DATASET EXTRACT:
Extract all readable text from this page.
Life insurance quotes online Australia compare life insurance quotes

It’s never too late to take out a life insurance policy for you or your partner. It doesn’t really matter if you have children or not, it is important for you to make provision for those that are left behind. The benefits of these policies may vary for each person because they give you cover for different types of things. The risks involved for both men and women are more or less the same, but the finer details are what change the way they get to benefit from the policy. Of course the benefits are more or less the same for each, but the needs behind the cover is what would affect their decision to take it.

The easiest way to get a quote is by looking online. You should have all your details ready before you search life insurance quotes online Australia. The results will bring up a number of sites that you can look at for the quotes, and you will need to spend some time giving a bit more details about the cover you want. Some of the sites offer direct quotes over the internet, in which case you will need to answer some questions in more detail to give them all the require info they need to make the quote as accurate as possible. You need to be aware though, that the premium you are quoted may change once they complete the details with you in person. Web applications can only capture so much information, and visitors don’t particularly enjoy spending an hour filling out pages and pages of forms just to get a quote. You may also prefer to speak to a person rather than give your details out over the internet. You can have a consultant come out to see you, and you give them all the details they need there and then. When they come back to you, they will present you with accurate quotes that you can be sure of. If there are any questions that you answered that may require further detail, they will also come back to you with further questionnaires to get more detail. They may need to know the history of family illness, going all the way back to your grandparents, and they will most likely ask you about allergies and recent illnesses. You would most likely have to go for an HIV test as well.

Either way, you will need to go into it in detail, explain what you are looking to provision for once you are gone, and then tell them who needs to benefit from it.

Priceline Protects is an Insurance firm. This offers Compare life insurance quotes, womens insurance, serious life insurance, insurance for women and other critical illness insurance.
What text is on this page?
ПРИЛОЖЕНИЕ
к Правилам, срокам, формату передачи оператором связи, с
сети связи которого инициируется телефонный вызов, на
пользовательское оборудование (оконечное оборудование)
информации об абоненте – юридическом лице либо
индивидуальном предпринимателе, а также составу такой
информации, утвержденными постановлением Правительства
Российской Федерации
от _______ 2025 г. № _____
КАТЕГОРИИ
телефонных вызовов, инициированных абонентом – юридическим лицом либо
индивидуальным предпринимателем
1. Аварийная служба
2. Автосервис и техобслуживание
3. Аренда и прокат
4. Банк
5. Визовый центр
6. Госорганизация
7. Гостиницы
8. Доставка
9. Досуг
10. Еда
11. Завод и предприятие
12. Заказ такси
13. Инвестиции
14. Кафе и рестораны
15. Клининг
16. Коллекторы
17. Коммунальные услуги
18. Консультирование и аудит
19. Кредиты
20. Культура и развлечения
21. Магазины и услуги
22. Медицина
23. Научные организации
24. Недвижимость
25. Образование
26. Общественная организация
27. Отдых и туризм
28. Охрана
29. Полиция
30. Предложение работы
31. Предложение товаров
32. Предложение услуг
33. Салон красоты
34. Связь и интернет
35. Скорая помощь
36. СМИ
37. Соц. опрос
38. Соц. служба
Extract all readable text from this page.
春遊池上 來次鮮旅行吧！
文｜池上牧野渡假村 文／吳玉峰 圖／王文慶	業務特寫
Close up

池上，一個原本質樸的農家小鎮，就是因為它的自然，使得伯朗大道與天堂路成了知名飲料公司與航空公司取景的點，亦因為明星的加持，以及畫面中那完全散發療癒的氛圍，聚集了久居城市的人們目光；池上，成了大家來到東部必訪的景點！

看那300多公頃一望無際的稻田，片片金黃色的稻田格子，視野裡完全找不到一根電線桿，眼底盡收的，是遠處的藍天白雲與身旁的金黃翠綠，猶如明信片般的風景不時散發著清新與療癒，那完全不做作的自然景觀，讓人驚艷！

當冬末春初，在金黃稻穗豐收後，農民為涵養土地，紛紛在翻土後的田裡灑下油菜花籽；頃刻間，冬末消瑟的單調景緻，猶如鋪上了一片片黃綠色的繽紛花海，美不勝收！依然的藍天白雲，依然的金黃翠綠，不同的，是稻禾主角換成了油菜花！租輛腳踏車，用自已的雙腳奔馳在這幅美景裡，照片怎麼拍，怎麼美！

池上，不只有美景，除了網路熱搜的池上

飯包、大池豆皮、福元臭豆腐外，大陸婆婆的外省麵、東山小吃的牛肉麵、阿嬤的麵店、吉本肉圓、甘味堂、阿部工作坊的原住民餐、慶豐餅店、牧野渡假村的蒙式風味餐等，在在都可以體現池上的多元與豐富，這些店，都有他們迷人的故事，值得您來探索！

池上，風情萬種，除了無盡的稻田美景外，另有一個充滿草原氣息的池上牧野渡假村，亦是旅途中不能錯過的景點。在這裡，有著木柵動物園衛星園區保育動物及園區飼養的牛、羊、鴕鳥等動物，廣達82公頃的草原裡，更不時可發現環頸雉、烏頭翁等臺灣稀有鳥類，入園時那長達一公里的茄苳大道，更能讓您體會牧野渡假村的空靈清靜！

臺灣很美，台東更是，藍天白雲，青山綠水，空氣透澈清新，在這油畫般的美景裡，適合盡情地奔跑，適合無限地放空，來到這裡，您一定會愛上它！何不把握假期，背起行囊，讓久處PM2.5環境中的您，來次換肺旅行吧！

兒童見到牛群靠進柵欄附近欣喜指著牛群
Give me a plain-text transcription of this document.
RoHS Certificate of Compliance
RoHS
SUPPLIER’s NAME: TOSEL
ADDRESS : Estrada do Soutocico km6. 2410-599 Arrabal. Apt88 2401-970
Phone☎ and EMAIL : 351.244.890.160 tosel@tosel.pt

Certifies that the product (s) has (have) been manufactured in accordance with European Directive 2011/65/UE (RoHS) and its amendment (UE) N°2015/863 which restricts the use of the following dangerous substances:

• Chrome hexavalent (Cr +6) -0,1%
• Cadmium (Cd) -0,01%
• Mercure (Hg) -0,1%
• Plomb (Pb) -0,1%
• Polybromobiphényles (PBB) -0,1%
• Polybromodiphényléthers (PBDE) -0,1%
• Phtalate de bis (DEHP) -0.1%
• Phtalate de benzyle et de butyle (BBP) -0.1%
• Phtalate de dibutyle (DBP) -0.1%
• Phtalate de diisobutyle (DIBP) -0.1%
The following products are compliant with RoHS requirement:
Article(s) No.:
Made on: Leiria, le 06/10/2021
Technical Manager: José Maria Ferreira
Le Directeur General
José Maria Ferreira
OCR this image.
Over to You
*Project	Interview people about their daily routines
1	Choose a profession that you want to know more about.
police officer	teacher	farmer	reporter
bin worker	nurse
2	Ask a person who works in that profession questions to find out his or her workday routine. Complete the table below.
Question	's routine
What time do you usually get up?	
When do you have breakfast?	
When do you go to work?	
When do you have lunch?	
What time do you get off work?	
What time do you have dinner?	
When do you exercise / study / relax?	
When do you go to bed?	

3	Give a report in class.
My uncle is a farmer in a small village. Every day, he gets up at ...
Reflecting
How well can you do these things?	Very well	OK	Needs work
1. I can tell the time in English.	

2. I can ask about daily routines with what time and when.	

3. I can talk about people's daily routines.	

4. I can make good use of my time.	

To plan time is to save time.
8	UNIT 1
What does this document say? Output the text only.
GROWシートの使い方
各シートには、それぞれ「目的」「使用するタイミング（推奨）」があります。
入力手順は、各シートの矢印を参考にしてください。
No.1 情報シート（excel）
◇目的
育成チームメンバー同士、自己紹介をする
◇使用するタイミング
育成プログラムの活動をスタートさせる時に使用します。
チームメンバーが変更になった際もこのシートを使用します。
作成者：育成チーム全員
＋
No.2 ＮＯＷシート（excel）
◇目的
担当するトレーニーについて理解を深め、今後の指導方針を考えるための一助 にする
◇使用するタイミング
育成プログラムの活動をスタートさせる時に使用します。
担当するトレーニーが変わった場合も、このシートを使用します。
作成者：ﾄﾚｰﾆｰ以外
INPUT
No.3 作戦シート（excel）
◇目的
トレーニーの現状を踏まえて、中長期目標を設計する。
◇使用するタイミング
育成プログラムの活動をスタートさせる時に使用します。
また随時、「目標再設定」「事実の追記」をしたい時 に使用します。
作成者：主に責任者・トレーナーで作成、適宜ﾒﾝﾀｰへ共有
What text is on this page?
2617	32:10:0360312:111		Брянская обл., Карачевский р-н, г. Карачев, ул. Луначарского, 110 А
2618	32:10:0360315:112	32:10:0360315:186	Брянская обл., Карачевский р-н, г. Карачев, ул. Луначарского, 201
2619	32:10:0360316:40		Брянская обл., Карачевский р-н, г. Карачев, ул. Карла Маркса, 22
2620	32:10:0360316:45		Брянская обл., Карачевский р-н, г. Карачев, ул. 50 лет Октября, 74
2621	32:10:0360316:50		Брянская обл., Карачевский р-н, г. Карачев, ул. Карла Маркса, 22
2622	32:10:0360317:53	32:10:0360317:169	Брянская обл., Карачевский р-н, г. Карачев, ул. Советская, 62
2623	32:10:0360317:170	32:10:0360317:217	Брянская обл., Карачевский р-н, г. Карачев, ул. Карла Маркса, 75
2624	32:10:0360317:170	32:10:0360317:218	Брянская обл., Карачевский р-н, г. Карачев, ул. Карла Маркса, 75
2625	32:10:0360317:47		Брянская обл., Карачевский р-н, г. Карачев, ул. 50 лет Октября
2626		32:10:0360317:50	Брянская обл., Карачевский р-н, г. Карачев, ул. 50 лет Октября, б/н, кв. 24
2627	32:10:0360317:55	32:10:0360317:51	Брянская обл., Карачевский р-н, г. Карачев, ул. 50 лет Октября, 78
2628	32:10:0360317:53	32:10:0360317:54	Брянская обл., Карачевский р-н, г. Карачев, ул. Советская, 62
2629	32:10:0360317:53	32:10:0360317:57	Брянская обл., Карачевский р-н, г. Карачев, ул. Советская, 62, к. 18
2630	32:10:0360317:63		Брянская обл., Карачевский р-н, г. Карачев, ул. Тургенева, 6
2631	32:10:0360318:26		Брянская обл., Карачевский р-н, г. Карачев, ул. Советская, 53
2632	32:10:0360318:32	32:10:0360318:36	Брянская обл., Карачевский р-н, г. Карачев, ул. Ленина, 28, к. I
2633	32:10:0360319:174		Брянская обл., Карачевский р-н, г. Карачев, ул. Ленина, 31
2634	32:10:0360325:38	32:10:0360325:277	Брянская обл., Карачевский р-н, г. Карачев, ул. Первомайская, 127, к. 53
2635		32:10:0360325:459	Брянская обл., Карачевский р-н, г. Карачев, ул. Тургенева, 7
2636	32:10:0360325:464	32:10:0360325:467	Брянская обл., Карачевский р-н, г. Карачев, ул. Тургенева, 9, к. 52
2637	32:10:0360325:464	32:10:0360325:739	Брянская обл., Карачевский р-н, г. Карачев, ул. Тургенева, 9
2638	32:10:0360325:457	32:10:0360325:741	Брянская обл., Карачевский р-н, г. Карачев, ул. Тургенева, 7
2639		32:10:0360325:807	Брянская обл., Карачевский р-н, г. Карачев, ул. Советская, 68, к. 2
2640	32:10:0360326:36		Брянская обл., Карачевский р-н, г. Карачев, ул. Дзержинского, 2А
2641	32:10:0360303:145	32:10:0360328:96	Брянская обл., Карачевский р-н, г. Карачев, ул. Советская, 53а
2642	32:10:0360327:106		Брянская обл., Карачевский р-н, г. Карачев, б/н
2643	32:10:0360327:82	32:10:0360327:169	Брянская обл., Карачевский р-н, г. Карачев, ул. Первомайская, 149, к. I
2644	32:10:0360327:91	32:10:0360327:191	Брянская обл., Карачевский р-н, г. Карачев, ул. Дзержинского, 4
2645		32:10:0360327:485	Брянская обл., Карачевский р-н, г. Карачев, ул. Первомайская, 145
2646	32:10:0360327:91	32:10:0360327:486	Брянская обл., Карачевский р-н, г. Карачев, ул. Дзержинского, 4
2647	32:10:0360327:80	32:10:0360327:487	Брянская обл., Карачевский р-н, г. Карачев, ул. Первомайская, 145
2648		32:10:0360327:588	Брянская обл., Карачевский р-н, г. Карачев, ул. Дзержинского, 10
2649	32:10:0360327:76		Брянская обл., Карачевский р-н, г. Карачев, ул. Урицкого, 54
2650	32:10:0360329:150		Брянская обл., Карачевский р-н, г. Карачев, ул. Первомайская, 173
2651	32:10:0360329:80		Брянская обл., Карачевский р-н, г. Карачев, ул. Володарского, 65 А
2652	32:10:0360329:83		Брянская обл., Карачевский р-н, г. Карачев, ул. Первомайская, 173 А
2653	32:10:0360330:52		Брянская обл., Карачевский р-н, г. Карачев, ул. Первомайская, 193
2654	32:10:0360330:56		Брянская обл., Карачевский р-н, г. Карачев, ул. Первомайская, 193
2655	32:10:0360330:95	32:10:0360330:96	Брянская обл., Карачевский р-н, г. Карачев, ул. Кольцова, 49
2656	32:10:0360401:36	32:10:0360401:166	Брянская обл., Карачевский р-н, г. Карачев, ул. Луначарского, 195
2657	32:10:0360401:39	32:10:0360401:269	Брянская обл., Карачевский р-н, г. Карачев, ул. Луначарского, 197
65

STATED PROBLEM: Find the lines holding "document" and list every one.

FULL RESPONSE:
Give me a plain-text transcription of this document.
What does this document say? Output the text only.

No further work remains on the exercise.